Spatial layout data
— Begin —

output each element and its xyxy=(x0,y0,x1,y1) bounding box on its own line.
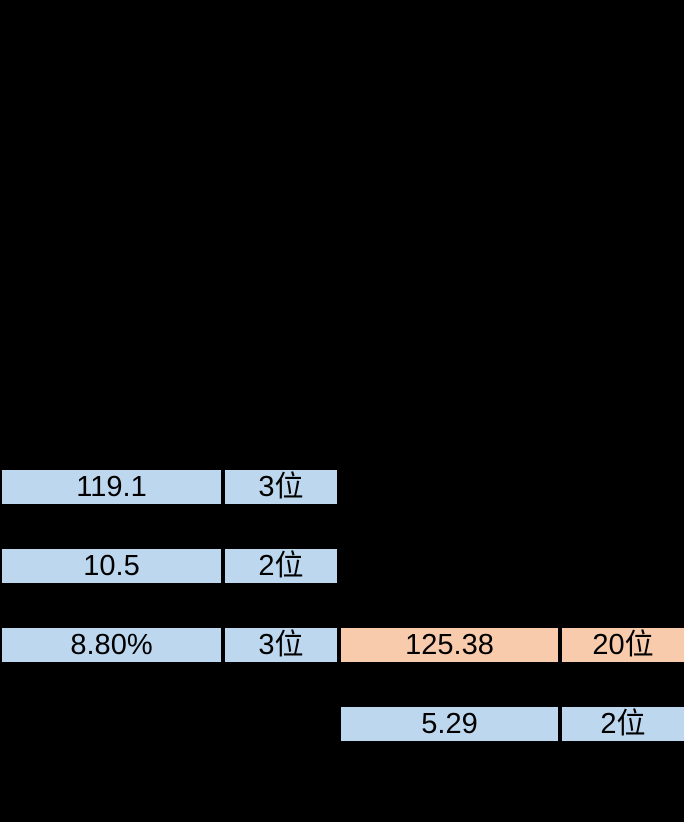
value-cell[interactable]: 125.38 xyxy=(339,626,560,664)
value-cell[interactable]: 10.5 xyxy=(0,547,223,585)
stat-row: 10.5 2位 xyxy=(0,547,339,585)
value-cell[interactable]: 119.1 xyxy=(0,468,223,506)
value-cell[interactable]: 8.80% xyxy=(0,626,223,664)
rank-cell[interactable]: 2位 xyxy=(560,705,684,743)
rank-cell[interactable]: 3位 xyxy=(223,468,339,506)
stat-row: 125.38 20位 xyxy=(339,626,684,664)
value-cell[interactable]: 5.29 xyxy=(339,705,560,743)
rank-cell[interactable]: 2位 xyxy=(223,547,339,585)
stat-row: 119.1 3位 xyxy=(0,468,339,506)
stat-row: 8.80% 3位 xyxy=(0,626,339,664)
stat-row: 5.29 2位 xyxy=(339,705,684,743)
rank-cell[interactable]: 3位 xyxy=(223,626,339,664)
rank-cell[interactable]: 20位 xyxy=(560,626,684,664)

— End —

OBJECTIVE —
How many lines in the data above contain the string "rank", with case taken into account? Reply with the number alone.

FINAL ANSWER —
5